_Task to carry out_
Write out the data below in full. Keep it exact.

## START Record extracts

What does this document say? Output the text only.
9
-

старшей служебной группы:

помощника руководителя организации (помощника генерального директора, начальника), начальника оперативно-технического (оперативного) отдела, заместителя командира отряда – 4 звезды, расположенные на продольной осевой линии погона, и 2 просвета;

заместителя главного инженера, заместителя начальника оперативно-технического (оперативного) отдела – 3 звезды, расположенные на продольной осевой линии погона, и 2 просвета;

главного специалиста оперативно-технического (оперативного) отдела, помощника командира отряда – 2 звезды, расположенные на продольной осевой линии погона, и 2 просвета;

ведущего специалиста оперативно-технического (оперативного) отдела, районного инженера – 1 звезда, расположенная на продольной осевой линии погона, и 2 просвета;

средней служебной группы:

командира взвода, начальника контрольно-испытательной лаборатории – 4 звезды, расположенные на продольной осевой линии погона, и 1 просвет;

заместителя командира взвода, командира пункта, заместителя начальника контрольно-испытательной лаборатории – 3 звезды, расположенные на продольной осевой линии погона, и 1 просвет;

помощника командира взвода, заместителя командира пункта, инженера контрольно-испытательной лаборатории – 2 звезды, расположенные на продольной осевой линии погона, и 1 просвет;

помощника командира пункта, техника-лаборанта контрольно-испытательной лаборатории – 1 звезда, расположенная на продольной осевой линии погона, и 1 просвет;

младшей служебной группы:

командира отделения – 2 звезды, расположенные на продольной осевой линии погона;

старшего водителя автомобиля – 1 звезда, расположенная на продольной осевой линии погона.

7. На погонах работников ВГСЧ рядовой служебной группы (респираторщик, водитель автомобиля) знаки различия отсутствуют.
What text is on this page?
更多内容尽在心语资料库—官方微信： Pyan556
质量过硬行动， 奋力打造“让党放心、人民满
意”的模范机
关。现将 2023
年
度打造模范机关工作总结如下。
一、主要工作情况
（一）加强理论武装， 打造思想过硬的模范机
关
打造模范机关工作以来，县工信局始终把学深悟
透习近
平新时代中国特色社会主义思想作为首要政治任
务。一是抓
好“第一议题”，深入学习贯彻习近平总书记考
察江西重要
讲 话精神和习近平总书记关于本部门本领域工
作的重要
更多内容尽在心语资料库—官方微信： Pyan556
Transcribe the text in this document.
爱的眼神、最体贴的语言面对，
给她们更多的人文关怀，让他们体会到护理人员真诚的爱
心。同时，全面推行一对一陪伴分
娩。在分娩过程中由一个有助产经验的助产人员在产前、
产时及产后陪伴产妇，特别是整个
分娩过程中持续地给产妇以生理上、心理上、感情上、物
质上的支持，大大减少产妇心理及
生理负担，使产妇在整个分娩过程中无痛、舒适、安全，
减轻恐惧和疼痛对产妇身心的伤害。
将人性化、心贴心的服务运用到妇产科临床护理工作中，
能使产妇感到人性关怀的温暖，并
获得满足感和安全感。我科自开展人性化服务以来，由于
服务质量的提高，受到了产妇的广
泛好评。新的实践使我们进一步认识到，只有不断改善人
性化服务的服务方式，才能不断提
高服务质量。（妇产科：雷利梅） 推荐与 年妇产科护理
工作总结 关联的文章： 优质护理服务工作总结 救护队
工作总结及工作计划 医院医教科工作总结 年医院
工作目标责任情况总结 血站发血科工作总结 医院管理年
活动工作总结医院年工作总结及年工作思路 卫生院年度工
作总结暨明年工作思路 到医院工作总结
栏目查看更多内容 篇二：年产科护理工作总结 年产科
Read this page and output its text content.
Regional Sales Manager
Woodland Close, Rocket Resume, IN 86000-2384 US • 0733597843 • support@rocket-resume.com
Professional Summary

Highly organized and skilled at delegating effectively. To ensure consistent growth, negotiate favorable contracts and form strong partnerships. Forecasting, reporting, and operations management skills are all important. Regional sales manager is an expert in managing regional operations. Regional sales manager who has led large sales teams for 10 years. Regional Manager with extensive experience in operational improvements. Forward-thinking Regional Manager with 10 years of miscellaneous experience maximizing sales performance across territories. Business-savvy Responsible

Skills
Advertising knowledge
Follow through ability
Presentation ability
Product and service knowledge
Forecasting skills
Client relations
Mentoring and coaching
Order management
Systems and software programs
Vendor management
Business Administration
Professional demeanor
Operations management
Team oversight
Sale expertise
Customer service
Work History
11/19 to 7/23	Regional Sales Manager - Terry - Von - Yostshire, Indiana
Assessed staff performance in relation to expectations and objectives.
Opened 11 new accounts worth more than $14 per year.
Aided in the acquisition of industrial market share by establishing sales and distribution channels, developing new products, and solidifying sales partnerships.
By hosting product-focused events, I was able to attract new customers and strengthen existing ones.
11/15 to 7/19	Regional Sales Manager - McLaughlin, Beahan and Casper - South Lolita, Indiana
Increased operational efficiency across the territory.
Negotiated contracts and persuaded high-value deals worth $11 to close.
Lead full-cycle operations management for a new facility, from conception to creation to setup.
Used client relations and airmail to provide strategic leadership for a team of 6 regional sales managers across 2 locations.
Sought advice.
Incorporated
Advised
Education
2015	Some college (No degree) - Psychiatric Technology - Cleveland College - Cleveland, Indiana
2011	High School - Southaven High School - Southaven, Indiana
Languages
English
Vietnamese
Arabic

## END Record extracts

_Exercise response_
What does this document say? Output the text only.
9
-

старшей служебной группы:

помощника руководителя организации (помощника генерального директора, начальника), начальника оперативно-технического (оперативного) отдела, заместителя командира отряда – 4 звезды, расположенные на продольной осевой линии погона, и 2 просвета;

заместителя главного инженера, заместителя начальника оперативно-технического (оперативного) отдела – 3 звезды, расположенные на продольной осевой линии погона, и 2 просвета;

главного специалиста оперативно-технического (оперативного) отдела, помощника командира отряда – 2 звезды, расположенные на продольной осевой линии погона, и 2 просвета;

ведущего специалиста оперативно-технического (оперативного) отдела, районного инженера – 1 звезда, расположенная на продольной осевой линии погона, и 2 просвета;

средней служебной группы:

командира взвода, начальника контрольно-испытательной лаборатории – 4 звезды, расположенные на продольной осевой линии погона, и 1 просвет;

заместителя командира взвода, командира пункта, заместителя начальника контрольно-испытательной лаборатории – 3 звезды, расположенные на продольной осевой линии погона, и 1 просвет;

помощника командира взвода, заместителя командира пункта, инженера контрольно-испытательной лаборатории – 2 звезды, расположенные на продольной осевой линии погона, и 1 просвет;

помощника командира пункта, техника-лаборанта контрольно-испытательной лаборатории – 1 звезда, расположенная на продольной осевой линии погона, и 1 просвет;

младшей служебной группы:

командира отделения – 2 звезды, расположенные на продольной осевой линии погона;

старшего водителя автомобиля – 1 звезда, расположенная на продольной осевой линии погона.

7. На погонах работников ВГСЧ рядовой служебной группы (респираторщик, водитель автомобиля) знаки различия отсутствуют.
What text is on this page?
更多内容尽在心语资料库—官方微信： Pyan556
质量过硬行动， 奋力打造“让党放心、人民满
意”的模范机
关。现将 2023
年
度打造模范机关工作总结如下。
一、主要工作情况
（一）加强理论武装， 打造思想过硬的模范机
关
打造模范机关工作以来，县工信局始终把学深悟
透习近
平新时代中国特色社会主义思想作为首要政治任
务。一是抓
好“第一议题”，深入学习贯彻习近平总书记考
察江西重要
讲 话精神和习近平总书记关于本部门本领域工
作的重要
更多内容尽在心语资料库—官方微信： Pyan556
Transcribe the text in this document.
爱的眼神、最体贴的语言面对，
给她们更多的人文关怀，让他们体会到护理人员真诚的爱
心。同时，全面推行一对一陪伴分
娩。在分娩过程中由一个有助产经验的助产人员在产前、
产时及产后陪伴产妇，特别是整个
分娩过程中持续地给产妇以生理上、心理上、感情上、物
质上的支持，大大减少产妇心理及
生理负担，使产妇在整个分娩过程中无痛、舒适、安全，
减轻恐惧和疼痛对产妇身心的伤害。
将人性化、心贴心的服务运用到妇产科临床护理工作中，
能使产妇感到人性关怀的温暖，并
获得满足感和安全感。我科自开展人性化服务以来，由于
服务质量的提高，受到了产妇的广
泛好评。新的实践使我们进一步认识到，只有不断改善人
性化服务的服务方式，才能不断提
高服务质量。（妇产科：雷利梅） 推荐与 年妇产科护理
工作总结 关联的文章： 优质护理服务工作总结 救护队
工作总结及工作计划 医院医教科工作总结 年医院
工作目标责任情况总结 血站发血科工作总结 医院管理年
活动工作总结医院年工作总结及年工作思路 卫生院年度工
作总结暨明年工作思路 到医院工作总结
栏目查看更多内容 篇二：年产科护理工作总结 年产科
Read this page and output its text content.
Regional Sales Manager
Woodland Close, Rocket Resume, IN 86000-2384 US • 0733597843 • support@rocket-resume.com
Professional Summary

Highly organized and skilled at delegating effectively. To ensure consistent growth, negotiate favorable contracts and form strong partnerships. Forecasting, reporting, and operations management skills are all important. Regional sales manager is an expert in managing regional operations. Regional sales manager who has led large sales teams for 10 years. Regional Manager with extensive experience in operational improvements. Forward-thinking Regional Manager with 10 years of miscellaneous experience maximizing sales performance across territories. Business-savvy Responsible

Skills
Advertising knowledge
Follow through ability
Presentation ability
Product and service knowledge
Forecasting skills
Client relations
Mentoring and coaching
Order management
Systems and software programs
Vendor management
Business Administration
Professional demeanor
Operations management
Team oversight
Sale expertise
Customer service
Work History
11/19 to 7/23	Regional Sales Manager - Terry - Von - Yostshire, Indiana
Assessed staff performance in relation to expectations and objectives.
Opened 11 new accounts worth more than $14 per year.
Aided in the acquisition of industrial market share by establishing sales and distribution channels, developing new products, and solidifying sales partnerships.
By hosting product-focused events, I was able to attract new customers and strengthen existing ones.
11/15 to 7/19	Regional Sales Manager - McLaughlin, Beahan and Casper - South Lolita, Indiana
Increased operational efficiency across the territory.
Negotiated contracts and persuaded high-value deals worth $11 to close.
Lead full-cycle operations management for a new facility, from conception to creation to setup.
Used client relations and airmail to provide strategic leadership for a team of 6 regional sales managers across 2 locations.
Sought advice.
Incorporated
Advised
Education
2015	Some college (No degree) - Psychiatric Technology - Cleveland College - Cleveland, Indiana
2011	High School - Southaven High School - Southaven, Indiana
Languages
English
Vietnamese
Arabic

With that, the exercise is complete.